Document section:
* Begin *

The game master seems a bit frustrated over the course of events and has my character fall unconscious by fiat as some kind of beam hits her head. As befits the situation, I don't remember much about the rest of the game. It ends with the characters in a life boat, with some tentacles rising from the sea. We thank the game master. There is some after-play talk and the game master says something to the effect of having hoped that we could defeat the thing. Well, that is precisely what I asked at the very beginning, now wasn't it? The game was okay by my standards, anyway, but the game master felt a bit disappointed.

Actual Play


Sean_RDP's picture

Convention games are adventures in their own right, never knowing who will show up. And that is exciting, but it can lead to games not going the way everyone wants. Was the adventure a published one or one the GM had written for themself? 

I remember no discussion of a published adventure, so I guess it was custom.

Sean_RDP's picture

I wonder if that had something to do with how they characterized play for the adventure.  Really just speculating on my part. 

But an adventure I write for a convention is going to be personal and I have a personal stake in people liking or enjoying it. That can affect GM behaviors. 

I say that especially as I am currently working on 2 adventures for 2 upcoming conventions and trying to apply good design ideas and also form a certain emotional distance from them.

I sympathize with your question to the GM, and think it points to a possible problem with CoC or a certain type of RPG culture.

In the CoC adventures I've played and run (many years ago), the GM expected the players to struggle … and then gracefully accept and even enjoy defeat.

So you try to complete the mission and experience growing dread at the futility of your efforts and approaching loss of  control of your PC (when he goes technically insane and becomes an NPC -- though I don't remember if that's what the rules actually say).

I'm neither defending this set-up nor saying there is no other way. Apparently, this GM expected you to try your best and was willing to let you succeed -- or fail (which I find commendable) and presumably had an appropriate scenario.

As for his answer, my guess is that he did not want to be tagged as not being into 'proper roleplaying' (portraying various emotions like panic, not going for optimum tactics etc.).

It might have been that I overplayed the character's delusion and thereafter their will to just leave the situation.

I think the game master did not use force, aside from having my character go unconscious by fiat, but that was to retain party unity (essentially), so qualitatively different from forcing a certain outcome in a traditional party-based play paradigm.

You might be correct about the last comment concerning what I would say real roleplaying.

* End *

Problem 1:
List every abbreviation that appears in the forum discussion about the convention game.
Problem 2:
Answer these questions about the forum discussion about the convention game:
(a) What hits the narrator's character on the head?
(b) How many adventures is the commenter currently working on, and for how many conventions?
(c) In the CoC adventures the commenter played and ran, what did the GM expect the players to do?

Element boundary records:
* Begin *

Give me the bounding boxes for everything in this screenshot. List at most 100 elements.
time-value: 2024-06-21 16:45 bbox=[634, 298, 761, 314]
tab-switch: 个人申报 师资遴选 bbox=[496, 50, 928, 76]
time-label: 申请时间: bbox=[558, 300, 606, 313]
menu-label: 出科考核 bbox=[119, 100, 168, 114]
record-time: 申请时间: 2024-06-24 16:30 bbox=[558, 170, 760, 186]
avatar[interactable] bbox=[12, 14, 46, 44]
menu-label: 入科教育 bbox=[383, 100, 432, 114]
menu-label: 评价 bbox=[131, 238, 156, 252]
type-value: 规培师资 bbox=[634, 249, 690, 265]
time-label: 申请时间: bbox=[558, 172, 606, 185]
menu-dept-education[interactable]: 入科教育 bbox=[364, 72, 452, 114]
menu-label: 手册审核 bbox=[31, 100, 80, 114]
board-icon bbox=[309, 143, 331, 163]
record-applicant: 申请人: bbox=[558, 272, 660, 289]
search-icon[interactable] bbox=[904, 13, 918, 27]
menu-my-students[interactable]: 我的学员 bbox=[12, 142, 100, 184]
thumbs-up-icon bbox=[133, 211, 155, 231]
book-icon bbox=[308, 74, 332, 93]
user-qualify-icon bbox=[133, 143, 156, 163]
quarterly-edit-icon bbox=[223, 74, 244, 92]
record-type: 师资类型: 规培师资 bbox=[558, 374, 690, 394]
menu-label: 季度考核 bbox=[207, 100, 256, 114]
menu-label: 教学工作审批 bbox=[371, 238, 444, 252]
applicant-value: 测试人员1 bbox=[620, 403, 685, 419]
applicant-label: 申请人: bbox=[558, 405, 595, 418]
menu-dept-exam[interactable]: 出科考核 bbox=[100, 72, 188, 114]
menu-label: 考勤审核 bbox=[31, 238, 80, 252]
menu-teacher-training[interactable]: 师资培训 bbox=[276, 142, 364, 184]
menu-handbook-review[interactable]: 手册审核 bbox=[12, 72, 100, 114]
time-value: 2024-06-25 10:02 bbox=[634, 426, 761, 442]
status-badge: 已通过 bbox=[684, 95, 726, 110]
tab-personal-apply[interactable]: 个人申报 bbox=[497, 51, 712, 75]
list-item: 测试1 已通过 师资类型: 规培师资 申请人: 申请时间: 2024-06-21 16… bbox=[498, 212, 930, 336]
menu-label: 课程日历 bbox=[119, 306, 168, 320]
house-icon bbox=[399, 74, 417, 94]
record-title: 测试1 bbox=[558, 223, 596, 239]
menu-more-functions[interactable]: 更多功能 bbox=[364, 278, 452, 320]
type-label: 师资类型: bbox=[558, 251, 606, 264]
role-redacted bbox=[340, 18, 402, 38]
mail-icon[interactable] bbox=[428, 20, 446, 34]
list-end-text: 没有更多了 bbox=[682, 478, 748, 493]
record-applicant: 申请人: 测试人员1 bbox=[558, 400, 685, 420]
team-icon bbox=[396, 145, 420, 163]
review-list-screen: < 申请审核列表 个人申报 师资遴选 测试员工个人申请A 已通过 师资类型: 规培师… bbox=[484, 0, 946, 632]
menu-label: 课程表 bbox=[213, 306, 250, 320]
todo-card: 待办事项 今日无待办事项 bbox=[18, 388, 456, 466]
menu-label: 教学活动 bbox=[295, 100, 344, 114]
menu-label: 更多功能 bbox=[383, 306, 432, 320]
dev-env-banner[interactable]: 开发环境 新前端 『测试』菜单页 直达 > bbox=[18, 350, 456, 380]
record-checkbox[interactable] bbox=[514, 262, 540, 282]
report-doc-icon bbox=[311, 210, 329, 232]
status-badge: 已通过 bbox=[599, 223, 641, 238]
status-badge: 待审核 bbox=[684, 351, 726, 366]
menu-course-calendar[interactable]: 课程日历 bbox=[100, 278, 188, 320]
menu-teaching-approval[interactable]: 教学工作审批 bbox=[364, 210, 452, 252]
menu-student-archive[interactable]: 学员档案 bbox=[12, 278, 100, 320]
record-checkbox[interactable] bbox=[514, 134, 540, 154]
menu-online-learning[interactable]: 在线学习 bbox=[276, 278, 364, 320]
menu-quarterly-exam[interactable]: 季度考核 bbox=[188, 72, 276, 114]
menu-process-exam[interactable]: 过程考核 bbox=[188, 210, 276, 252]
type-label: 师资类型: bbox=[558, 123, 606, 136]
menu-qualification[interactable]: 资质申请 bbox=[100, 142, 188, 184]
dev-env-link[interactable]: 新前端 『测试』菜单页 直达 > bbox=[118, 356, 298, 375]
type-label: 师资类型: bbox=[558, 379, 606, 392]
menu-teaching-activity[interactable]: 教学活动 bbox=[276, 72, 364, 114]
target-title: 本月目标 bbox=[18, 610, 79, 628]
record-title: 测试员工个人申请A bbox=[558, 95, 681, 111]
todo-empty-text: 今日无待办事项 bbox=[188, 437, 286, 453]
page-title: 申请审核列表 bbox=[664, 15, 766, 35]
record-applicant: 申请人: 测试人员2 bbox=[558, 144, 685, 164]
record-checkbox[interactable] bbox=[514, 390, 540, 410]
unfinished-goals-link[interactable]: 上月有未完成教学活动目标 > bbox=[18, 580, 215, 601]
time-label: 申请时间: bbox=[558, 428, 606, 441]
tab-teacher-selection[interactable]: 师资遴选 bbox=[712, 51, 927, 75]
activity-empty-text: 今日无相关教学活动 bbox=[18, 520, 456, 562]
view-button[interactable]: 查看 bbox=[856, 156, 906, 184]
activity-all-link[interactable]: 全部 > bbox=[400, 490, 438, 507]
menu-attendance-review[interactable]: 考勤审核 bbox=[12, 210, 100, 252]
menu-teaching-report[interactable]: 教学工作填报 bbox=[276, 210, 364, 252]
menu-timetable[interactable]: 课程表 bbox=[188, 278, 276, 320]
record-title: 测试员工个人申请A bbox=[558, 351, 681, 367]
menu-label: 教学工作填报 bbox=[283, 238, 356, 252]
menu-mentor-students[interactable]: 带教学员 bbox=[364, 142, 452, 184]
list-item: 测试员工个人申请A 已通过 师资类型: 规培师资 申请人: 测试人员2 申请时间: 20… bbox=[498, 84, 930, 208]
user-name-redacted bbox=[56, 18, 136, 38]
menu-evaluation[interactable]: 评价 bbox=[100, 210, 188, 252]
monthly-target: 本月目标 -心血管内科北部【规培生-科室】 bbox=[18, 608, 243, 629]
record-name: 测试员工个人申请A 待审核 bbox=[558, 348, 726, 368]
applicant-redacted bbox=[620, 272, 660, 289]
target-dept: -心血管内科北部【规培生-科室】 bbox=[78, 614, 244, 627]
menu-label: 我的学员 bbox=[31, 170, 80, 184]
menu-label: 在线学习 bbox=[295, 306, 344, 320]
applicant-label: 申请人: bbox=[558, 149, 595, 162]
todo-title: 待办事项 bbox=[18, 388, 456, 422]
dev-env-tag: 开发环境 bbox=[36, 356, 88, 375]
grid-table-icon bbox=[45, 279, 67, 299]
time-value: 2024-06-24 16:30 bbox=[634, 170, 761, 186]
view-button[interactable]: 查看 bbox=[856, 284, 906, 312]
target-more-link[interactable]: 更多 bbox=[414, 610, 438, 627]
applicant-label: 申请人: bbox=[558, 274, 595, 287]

* End *

Written reply 1:
CoC, GM, RPG, PC, NPC

Written reply 2:
(a) Some kind of beam.
(b) Two adventures, for two upcoming conventions.
(c) To struggle and then gracefully accept and even enjoy defeat.